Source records
☆ ☆ ☆ ☆ ☆ ☆ ☆

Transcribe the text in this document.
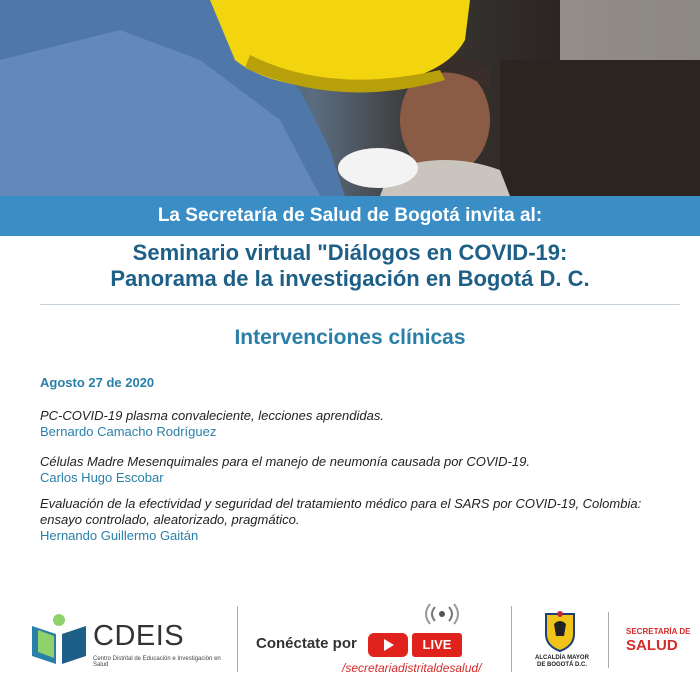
La Secretaría de Salud de Bogotá invita al:
Seminario virtual "Diálogos en COVID-19:
Panorama de la investigación en Bogotá D. C.
Intervenciones clínicas
Agosto 27 de 2020
PC-COVID-19 plasma convaleciente, lecciones aprendidas.
Bernardo Camacho Rodríguez
Células Madre Mesenquimales para el manejo de neumonía causada por COVID-19.
Carlos Hugo Escobar
Evaluación de la efectividad y seguridad del tratamiento médico para el SARS por COVID-19, Colombia:
ensayo controlado, aleatorizado, pragmático.
Hernando Guillermo Gaitán
CDEIS
Centro Distrital de Educación e Investigación en Salud
Conéctate por	LIVE
/secretariadistritaldesalud/
ALCALDÍA MAYOR
DE BOGOTÁ D.C.
SECRETARÍA DE
SALUD
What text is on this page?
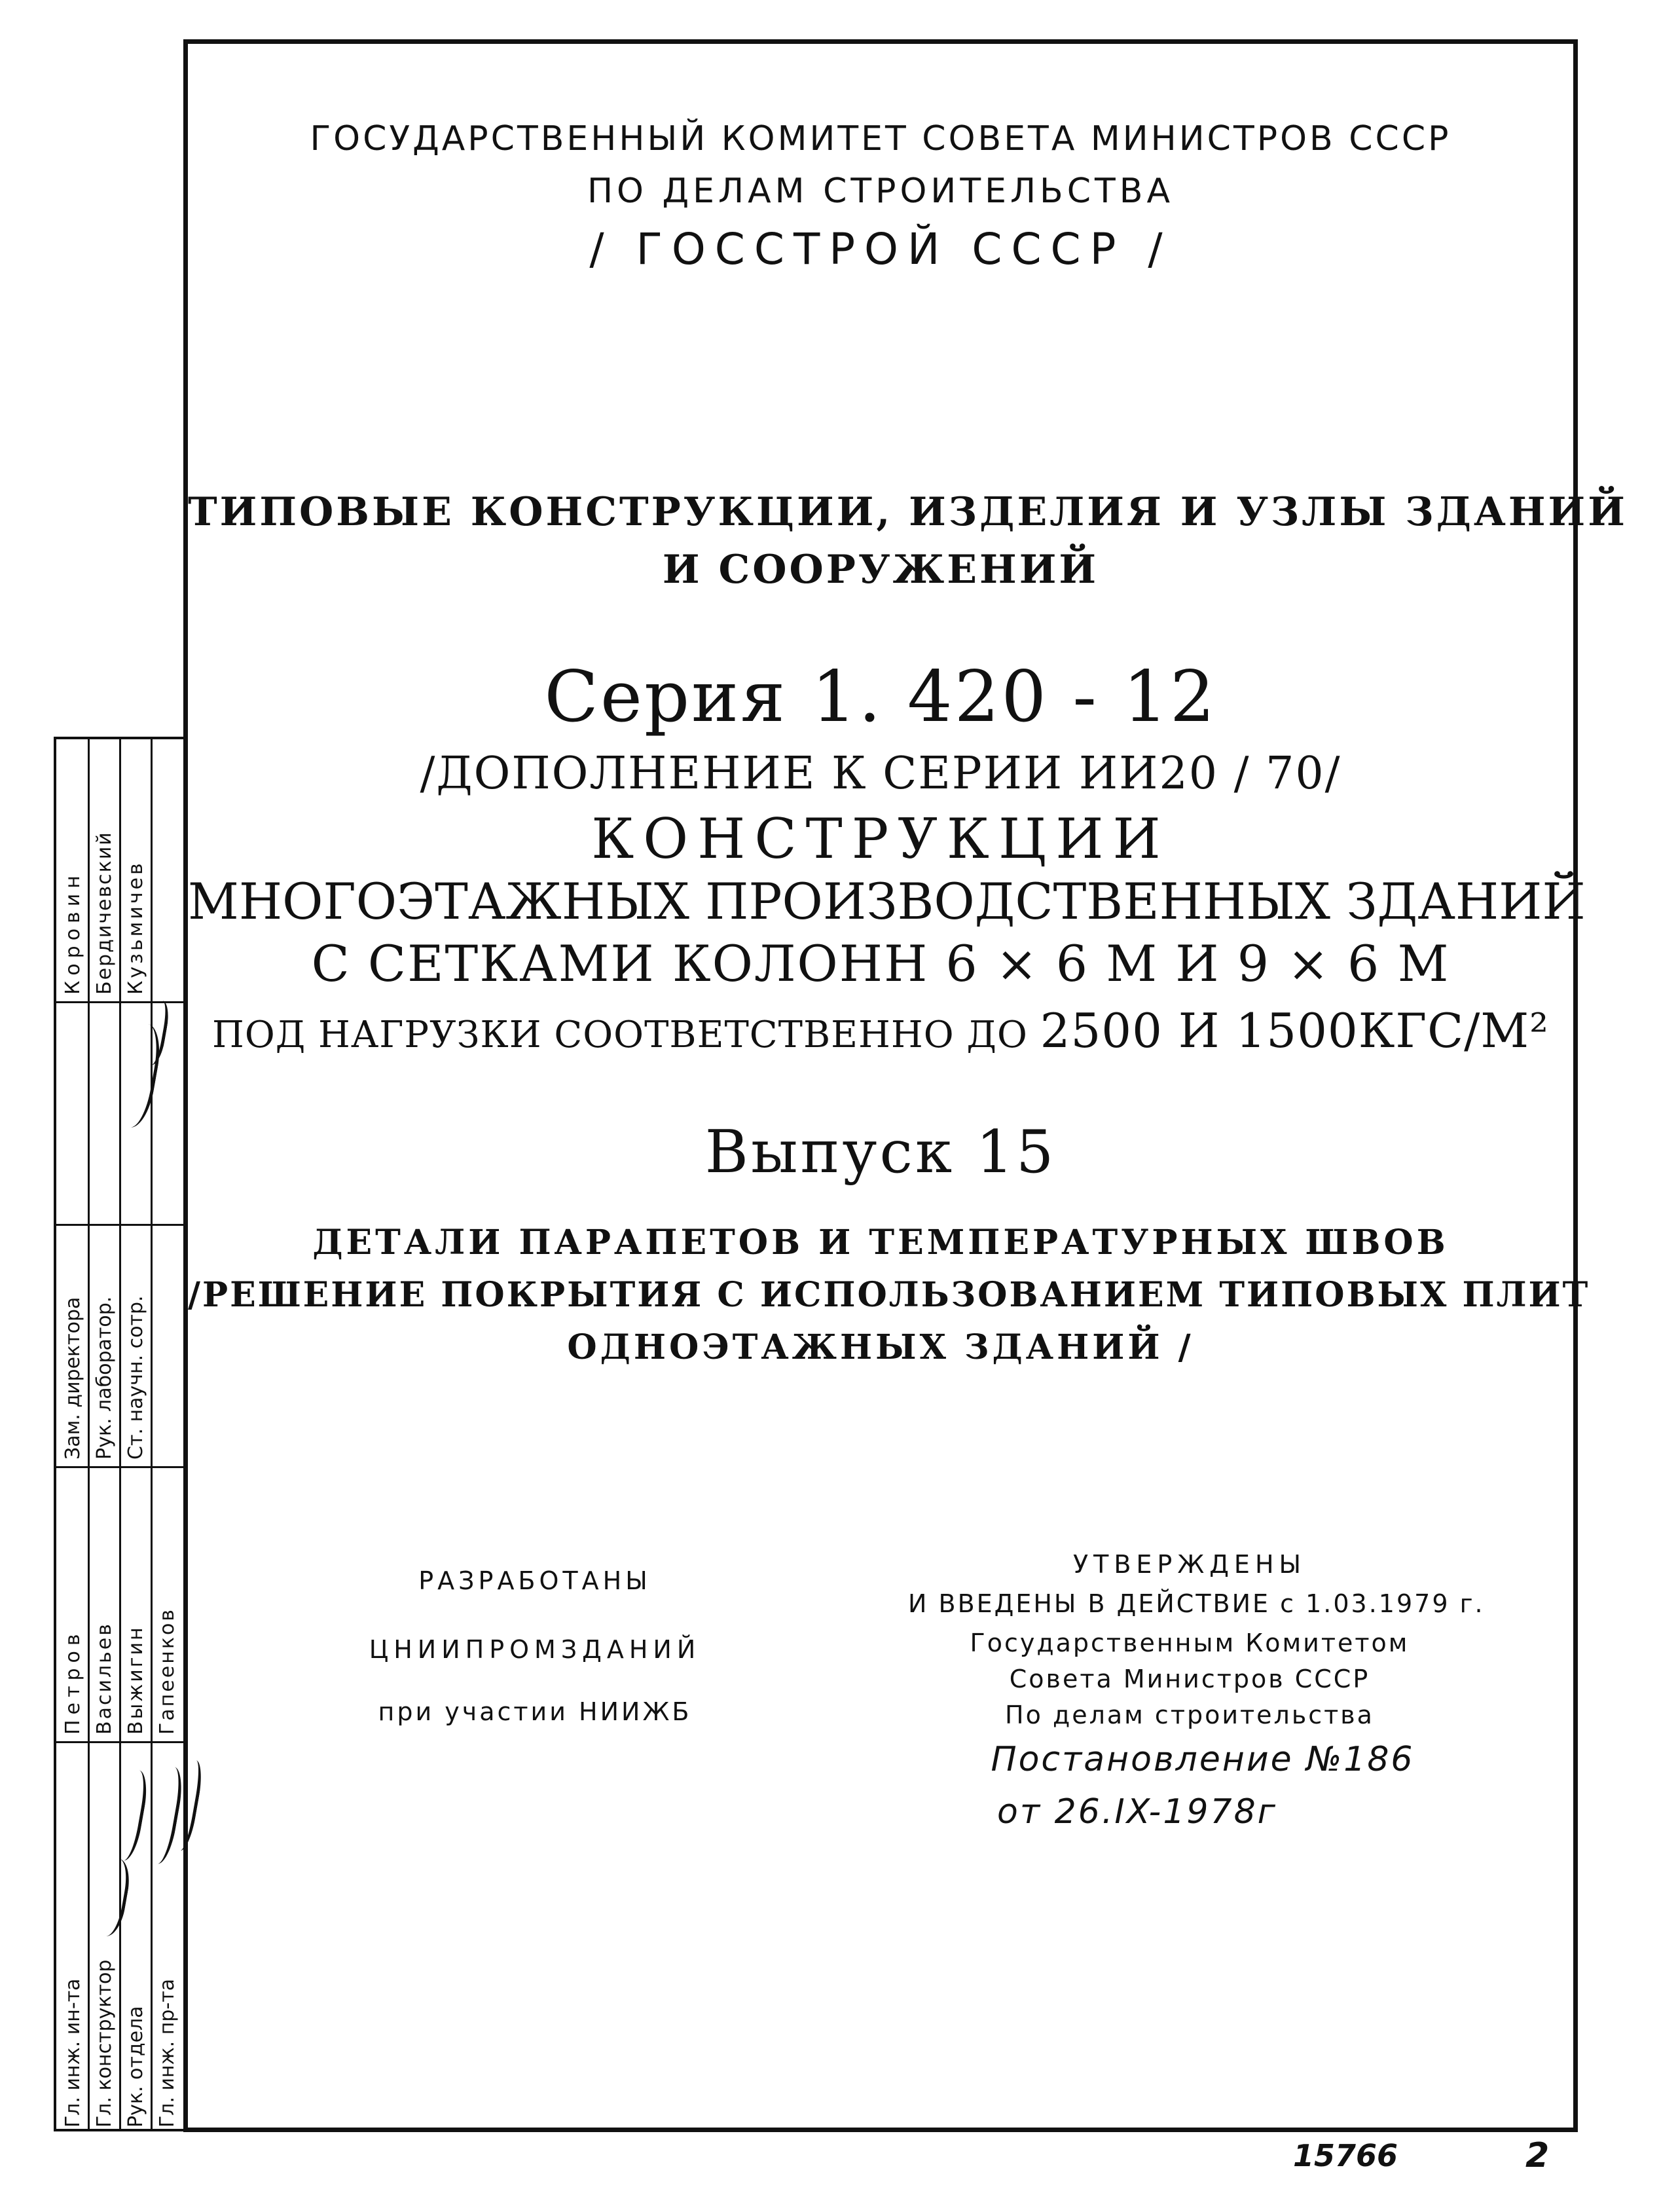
Гл. инж. ин-та Гл. конструктор Рук. отдела Гл. инж. пр-та
Петров Васильев Выжигин Гапеенков
Зам. директора Рук. лаборатор. Ст. научн. сотр.
Коровин Бердичевский Кузьмичев
ГОСУДАРСТВЕННЫЙ КОМИТЕТ СОВЕТА МИНИСТРОВ СССР
ПО ДЕЛАМ СТРОИТЕЛЬСТВА
/ ГОССТРОЙ СССР /
ТИПОВЫЕ КОНСТРУКЦИИ, ИЗДЕЛИЯ И УЗЛЫ ЗДАНИЙ
И СООРУЖЕНИЙ
Серия 1. 420 - 12
/ДОПОЛНЕНИЕ К СЕРИИ ИИ20 / 70/
КОНСТРУКЦИИ
МНОГОЭТАЖНЫХ ПРОИЗВОДСТВЕННЫХ ЗДАНИЙ
С СЕТКАМИ КОЛОНН 6 × 6 М И 9 × 6 М
ПОД НАГРУЗКИ СООТВЕТСТВЕННО ДО 2500 И 1500КГС/М²
Выпуск 15
ДЕТАЛИ ПАРАПЕТОВ И ТЕМПЕРАТУРНЫХ ШВОВ
/РЕШЕНИЕ ПОКРЫТИЯ С ИСПОЛЬЗОВАНИЕМ ТИПОВЫХ ПЛИТ
ОДНОЭТАЖНЫХ ЗДАНИЙ /
РАЗРАБОТАНЫ
ЦНИИПРОМЗДАНИЙ
при участии НИИЖБ
УТВЕРЖДЕНЫ
И ВВЕДЕНЫ В ДЕЙСТВИЕ с 1.03.1979 г.
Государственным Комитетом
Совета Министров СССР
По делам строительства
Постановление №186
от 26.IX-1978г
15766	2
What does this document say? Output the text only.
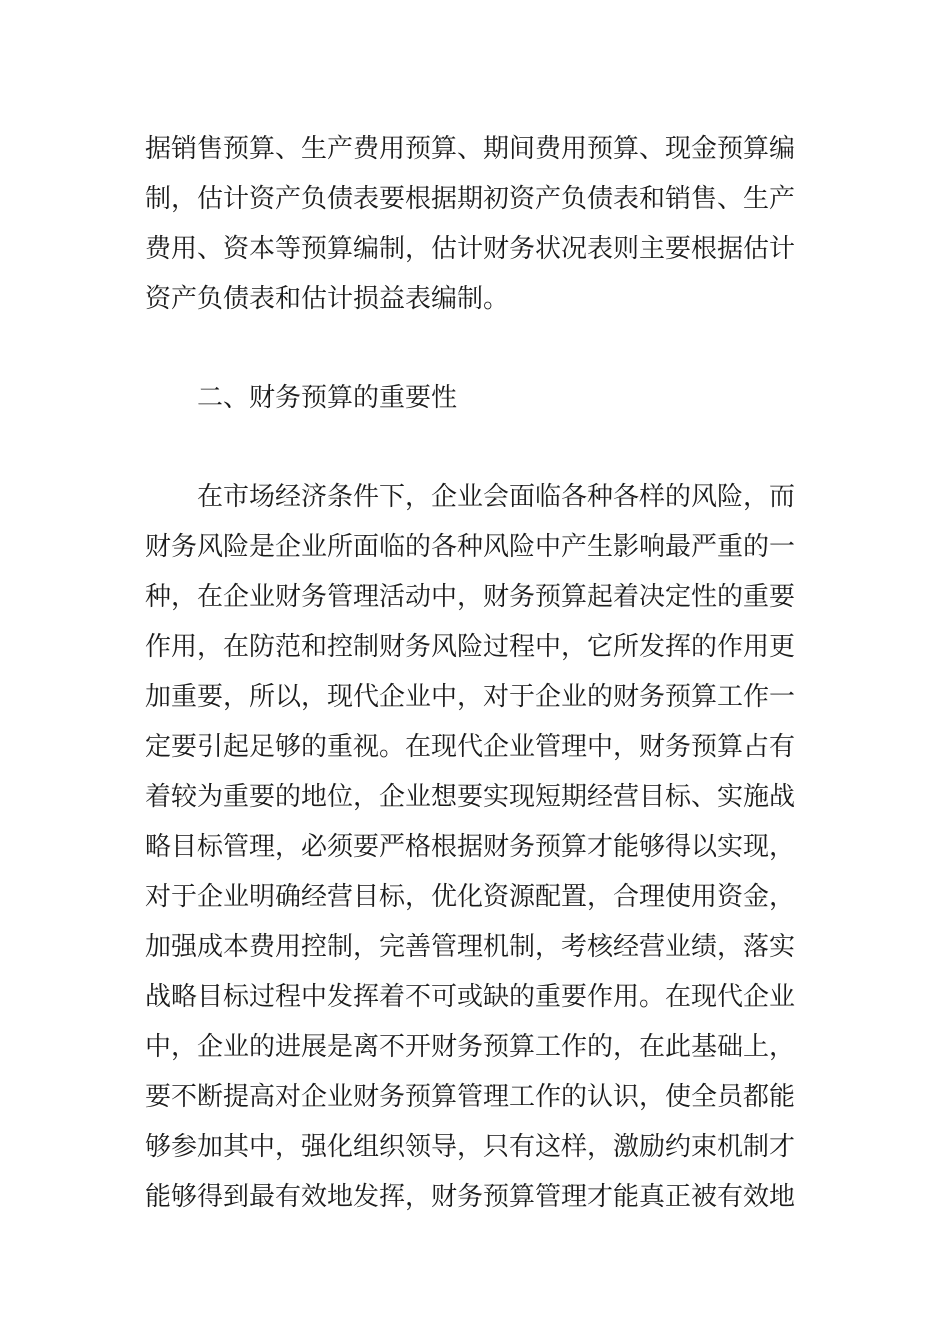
据销售预算、生产费用预算、期间费用预算、现金预算编

制，估计资产负债表要根据期初资产负债表和销售、生产

费用、资本等预算编制，估计财务状况表则主要根据估计

资产负债表和估计损益表编制。

二、财务预算的重要性

在市场经济条件下，企业会面临各种各样的风险，而

财务风险是企业所面临的各种风险中产生影响最严重的一

种，在企业财务管理活动中，财务预算起着决定性的重要

作用，在防范和控制财务风险过程中，它所发挥的作用更

加重要，所以，现代企业中，对于企业的财务预算工作一

定要引起足够的重视。在现代企业管理中，财务预算占有

着较为重要的地位，企业想要实现短期经营目标、实施战

略目标管理，必须要严格根据财务预算才能够得以实现，

对于企业明确经营目标，优化资源配置，合理使用资金，

加强成本费用控制，完善管理机制，考核经营业绩，落实

战略目标过程中发挥着不可或缺的重要作用。在现代企业

中，企业的进展是离不开财务预算工作的，在此基础上，

要不断提高对企业财务预算管理工作的认识，使全员都能

够参加其中，强化组织领导，只有这样，激励约束机制才

能够得到最有效地发挥，财务预算管理才能真正被有效地
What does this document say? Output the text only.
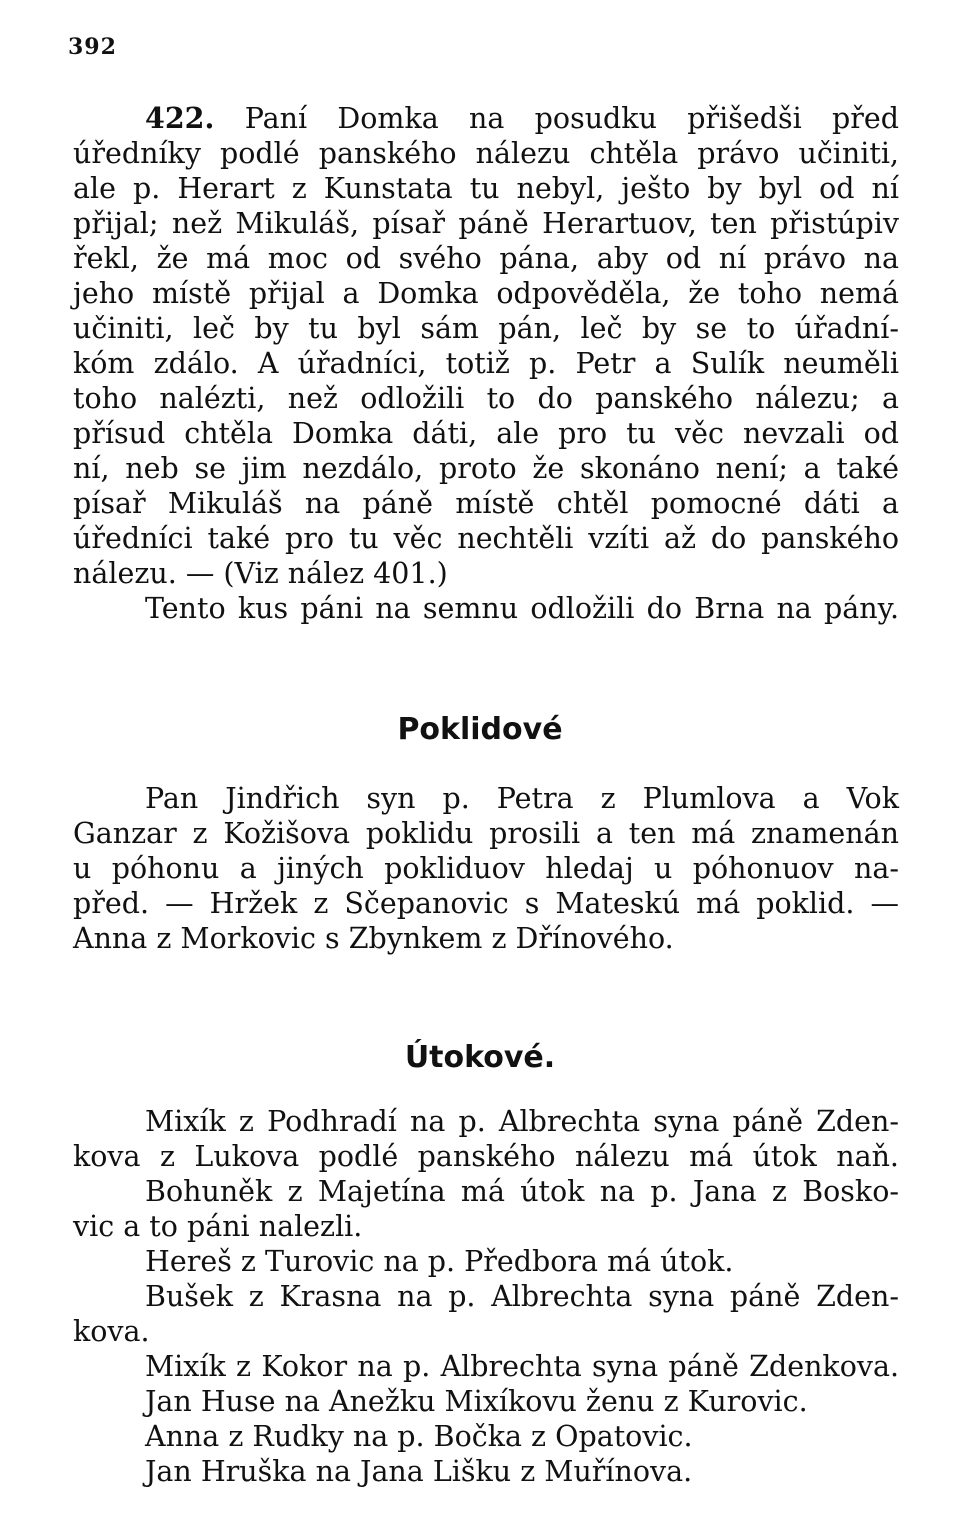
392
422. Paní Domka na posudku přišedši před
úředníky podlé panského nálezu chtěla právo učiniti,
ale p. Herart z Kunstata tu nebyl, ješto by byl od ní
přijal; než Mikuláš, písař páně Herartuov, ten přistúpiv
řekl, že má moc od svého pána, aby od ní právo na
jeho místě přijal a Domka odpověděla, že toho nemá
učiniti, leč by tu byl sám pán, leč by se to úřadní-
kóm zdálo. A úřadníci, totiž p. Petr a Sulík neuměli
toho nalézti, než odložili to do panského nálezu; a
přísud chtěla Domka dáti, ale pro tu věc nevzali od
ní, neb se jim nezdálo, proto že skonáno není; a také
písař Mikuláš na páně místě chtěl pomocné dáti a
úředníci také pro tu věc nechtěli vzíti až do panského
nálezu. — (Viz nález 401.)
Tento kus páni na semnu odložili do Brna na pány.
Poklidové
Pan Jindřich syn p. Petra z Plumlova a Vok
Ganzar z Kožišova poklidu prosili a ten má znamenán
u póhonu a jiných pokliduov hledaj u póhonuov na-
před. — Hržek z Sčepanovic s Mateskú má poklid. —
Anna z Morkovic s Zbynkem z Dřínového.
Útokové.
Mixík z Podhradí na p. Albrechta syna páně Zden-
kova z Lukova podlé panského nálezu má útok naň.
Bohuněk z Majetína má útok na p. Jana z Bosko-
vic a to páni nalezli.
Hereš z Turovic na p. Předbora má útok.
Bušek z Krasna na p. Albrechta syna páně Zden-
kova.
Mixík z Kokor na p. Albrechta syna páně Zdenkova.
Jan Huse na Anežku Mixíkovu ženu z Kurovic.
Anna z Rudky na p. Bočka z Opatovic.
Jan Hruška na Jana Lišku z Muřínova.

☆ ☆ ☆ ☆ ☆ ☆ ☆

▶ Exercise
Check each line of the records for "Mikuláš" and copy the ones that contain it.

▶ Answer to the task
přijal; než Mikuláš, písař páně Herartuov, ten přistúpiv
písař Mikuláš na páně místě chtěl pomocné dáti a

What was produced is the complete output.